● **EXERCISE MATERIAL**
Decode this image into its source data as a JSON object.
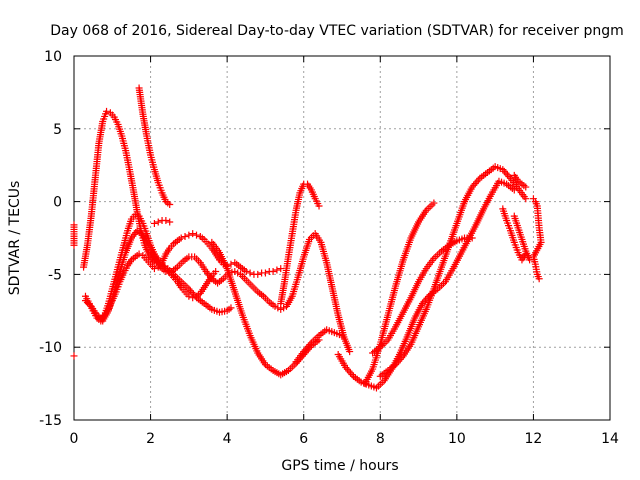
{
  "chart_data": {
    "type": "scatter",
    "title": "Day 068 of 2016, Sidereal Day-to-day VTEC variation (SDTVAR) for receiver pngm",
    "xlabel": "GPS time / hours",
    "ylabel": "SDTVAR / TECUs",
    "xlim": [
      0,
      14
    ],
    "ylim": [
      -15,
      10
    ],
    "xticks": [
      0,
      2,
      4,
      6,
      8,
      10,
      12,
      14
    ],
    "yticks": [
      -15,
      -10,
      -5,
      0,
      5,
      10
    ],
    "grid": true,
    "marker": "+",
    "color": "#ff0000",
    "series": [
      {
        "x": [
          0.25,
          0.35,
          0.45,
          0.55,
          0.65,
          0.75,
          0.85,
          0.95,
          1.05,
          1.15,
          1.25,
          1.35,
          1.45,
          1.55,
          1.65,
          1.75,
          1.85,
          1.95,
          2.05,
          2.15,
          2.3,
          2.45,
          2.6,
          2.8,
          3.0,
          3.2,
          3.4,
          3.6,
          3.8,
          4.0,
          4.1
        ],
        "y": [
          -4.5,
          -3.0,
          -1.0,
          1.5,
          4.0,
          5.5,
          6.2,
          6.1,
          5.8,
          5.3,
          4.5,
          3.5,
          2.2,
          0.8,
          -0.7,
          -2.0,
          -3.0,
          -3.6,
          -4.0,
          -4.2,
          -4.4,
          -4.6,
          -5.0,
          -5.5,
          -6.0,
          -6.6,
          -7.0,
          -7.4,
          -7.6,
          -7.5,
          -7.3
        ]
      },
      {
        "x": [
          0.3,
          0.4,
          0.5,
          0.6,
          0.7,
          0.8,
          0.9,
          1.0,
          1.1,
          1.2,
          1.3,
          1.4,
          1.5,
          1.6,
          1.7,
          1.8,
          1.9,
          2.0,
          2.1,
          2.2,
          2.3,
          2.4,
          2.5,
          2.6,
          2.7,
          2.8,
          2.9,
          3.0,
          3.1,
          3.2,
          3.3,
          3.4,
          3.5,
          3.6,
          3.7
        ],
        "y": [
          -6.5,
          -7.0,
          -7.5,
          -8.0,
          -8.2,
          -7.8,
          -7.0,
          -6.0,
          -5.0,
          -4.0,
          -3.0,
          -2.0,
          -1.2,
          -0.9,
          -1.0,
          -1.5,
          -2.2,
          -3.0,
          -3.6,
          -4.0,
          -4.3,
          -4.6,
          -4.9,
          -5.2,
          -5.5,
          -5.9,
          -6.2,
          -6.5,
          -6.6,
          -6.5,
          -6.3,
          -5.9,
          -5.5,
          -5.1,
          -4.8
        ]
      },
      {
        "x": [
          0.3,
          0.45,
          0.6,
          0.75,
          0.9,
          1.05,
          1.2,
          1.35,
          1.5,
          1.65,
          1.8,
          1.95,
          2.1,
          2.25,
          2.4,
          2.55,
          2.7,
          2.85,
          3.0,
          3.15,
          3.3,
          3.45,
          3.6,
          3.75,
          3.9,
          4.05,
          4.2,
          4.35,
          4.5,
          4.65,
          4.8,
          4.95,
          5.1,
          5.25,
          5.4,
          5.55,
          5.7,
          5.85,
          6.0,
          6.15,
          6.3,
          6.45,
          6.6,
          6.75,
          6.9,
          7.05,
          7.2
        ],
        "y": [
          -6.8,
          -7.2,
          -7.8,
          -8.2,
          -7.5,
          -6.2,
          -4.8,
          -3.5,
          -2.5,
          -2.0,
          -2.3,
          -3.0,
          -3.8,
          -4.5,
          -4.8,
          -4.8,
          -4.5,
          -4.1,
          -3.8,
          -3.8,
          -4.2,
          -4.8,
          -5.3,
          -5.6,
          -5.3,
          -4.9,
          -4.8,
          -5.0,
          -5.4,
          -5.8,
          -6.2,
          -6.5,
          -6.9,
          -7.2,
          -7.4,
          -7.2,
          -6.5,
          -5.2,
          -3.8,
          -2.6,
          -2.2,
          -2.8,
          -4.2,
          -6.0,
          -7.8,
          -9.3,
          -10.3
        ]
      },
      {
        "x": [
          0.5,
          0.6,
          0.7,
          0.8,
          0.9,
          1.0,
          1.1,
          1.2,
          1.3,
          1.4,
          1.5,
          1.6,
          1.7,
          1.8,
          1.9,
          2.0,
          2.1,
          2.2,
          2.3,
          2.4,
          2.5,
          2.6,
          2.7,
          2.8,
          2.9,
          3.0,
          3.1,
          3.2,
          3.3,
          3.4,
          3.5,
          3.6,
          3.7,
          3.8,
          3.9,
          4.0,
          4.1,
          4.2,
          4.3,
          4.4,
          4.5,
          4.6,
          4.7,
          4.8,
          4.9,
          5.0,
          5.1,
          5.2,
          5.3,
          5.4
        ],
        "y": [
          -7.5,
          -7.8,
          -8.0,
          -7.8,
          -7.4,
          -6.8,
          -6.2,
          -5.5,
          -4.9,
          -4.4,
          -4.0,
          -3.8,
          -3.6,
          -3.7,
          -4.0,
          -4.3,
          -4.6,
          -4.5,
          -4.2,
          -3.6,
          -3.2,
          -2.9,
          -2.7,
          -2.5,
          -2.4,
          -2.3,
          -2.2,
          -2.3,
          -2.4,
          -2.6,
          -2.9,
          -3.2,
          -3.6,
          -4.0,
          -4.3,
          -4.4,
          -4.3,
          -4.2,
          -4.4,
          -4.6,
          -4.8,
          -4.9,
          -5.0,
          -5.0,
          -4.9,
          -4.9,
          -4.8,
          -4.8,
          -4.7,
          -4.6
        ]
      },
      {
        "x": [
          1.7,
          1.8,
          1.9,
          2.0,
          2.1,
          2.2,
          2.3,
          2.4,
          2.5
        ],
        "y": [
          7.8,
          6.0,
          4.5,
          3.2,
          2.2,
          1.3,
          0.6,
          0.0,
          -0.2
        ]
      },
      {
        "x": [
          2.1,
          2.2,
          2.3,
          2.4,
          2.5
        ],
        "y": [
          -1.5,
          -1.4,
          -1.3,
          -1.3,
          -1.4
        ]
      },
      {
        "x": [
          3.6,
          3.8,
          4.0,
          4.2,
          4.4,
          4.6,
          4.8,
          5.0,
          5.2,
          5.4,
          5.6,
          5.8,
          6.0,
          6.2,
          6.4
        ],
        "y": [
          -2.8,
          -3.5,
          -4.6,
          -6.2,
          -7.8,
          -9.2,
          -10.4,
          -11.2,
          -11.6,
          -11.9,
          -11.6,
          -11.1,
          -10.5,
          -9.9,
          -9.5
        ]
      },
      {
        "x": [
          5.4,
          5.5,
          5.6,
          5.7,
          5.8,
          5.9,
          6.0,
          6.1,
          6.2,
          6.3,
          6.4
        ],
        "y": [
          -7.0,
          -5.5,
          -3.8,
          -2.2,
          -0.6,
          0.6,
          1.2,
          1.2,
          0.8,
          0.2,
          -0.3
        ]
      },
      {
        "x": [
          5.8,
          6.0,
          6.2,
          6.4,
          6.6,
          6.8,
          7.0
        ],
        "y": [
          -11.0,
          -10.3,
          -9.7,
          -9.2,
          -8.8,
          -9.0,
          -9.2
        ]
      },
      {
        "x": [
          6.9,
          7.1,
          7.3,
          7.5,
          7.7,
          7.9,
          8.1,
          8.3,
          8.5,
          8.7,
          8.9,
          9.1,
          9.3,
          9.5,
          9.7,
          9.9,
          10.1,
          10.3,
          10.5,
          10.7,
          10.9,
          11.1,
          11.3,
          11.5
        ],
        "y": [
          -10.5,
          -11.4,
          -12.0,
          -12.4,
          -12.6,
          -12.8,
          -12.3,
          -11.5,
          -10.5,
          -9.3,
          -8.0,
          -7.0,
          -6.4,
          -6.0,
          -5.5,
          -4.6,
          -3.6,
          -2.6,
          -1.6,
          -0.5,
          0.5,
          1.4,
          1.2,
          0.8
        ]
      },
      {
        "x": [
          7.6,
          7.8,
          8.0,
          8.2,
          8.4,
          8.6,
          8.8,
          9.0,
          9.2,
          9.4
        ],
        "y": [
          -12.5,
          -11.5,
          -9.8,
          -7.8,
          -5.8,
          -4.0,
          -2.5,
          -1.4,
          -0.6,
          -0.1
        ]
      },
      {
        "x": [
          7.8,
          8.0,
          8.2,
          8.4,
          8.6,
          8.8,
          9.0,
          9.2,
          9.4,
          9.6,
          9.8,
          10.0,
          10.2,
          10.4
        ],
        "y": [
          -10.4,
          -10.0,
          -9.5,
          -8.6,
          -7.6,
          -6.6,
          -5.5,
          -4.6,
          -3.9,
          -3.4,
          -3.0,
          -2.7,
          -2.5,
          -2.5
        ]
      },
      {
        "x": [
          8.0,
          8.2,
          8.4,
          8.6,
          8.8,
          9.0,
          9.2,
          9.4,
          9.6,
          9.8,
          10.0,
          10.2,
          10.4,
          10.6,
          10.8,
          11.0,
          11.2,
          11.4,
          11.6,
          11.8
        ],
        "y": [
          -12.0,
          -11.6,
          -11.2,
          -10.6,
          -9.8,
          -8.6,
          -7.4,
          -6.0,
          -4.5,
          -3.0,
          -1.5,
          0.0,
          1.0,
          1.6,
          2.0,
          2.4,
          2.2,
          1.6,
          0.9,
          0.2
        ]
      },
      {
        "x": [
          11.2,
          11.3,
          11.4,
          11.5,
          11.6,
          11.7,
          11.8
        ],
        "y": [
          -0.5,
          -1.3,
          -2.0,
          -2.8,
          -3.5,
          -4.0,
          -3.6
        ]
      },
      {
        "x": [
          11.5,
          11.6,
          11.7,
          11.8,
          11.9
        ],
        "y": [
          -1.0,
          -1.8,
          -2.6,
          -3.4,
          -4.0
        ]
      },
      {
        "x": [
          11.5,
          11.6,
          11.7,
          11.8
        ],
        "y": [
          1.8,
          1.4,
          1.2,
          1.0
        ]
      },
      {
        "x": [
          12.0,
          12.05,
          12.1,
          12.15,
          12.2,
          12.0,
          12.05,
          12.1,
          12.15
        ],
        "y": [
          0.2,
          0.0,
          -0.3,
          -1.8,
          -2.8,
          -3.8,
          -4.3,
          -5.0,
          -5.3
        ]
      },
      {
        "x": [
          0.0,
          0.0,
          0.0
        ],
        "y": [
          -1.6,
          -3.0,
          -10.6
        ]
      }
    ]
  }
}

---

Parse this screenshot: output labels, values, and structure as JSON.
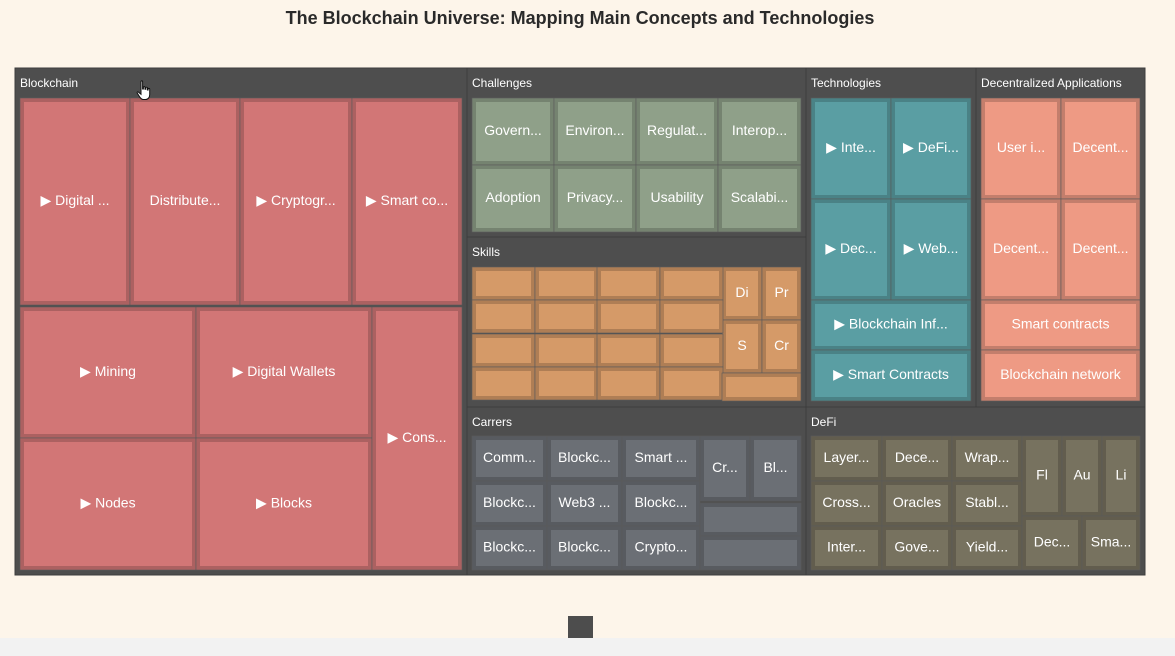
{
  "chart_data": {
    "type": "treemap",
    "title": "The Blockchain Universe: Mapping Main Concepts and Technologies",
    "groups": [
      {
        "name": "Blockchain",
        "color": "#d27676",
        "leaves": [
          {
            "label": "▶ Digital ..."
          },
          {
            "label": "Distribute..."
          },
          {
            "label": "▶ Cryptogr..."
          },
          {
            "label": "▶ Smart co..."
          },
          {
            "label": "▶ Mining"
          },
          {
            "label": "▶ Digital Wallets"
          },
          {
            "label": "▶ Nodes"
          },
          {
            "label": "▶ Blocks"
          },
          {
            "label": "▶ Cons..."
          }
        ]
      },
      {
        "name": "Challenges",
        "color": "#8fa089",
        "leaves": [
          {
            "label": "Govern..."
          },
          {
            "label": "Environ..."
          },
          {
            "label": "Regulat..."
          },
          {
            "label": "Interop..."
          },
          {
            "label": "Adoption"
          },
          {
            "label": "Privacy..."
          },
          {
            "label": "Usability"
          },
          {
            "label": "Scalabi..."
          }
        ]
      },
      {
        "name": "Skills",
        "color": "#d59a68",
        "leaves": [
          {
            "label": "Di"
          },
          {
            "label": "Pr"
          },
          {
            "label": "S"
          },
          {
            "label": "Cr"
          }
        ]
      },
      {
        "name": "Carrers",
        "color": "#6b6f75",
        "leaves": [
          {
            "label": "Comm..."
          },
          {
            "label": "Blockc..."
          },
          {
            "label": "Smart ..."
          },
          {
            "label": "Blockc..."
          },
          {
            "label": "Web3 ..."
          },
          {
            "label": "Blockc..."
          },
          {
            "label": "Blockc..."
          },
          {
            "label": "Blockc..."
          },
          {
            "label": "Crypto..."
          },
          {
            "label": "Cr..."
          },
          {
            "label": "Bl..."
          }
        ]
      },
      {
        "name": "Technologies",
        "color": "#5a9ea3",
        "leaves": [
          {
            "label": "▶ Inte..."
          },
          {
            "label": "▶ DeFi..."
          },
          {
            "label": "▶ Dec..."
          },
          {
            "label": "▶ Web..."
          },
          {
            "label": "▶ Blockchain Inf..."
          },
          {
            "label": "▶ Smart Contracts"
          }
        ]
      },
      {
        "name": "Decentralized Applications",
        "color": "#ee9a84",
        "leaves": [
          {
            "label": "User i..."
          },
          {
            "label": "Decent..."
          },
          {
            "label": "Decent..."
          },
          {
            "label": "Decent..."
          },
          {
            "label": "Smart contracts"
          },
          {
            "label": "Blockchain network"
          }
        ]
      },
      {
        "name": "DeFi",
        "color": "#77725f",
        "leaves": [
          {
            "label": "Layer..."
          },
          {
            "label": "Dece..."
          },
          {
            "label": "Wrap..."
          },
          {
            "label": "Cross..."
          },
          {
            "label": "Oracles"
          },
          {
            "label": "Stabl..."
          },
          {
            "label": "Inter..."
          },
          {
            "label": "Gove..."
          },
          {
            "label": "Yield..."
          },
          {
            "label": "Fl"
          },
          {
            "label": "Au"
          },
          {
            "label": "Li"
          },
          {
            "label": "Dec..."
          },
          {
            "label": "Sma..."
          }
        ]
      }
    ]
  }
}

● **PROMPT**
Go through the listing above and pull out each line containing the word "Digital".

● **RESPONSE**
            "label": "▶ Digital ..."
            "label": "▶ Digital Wallets"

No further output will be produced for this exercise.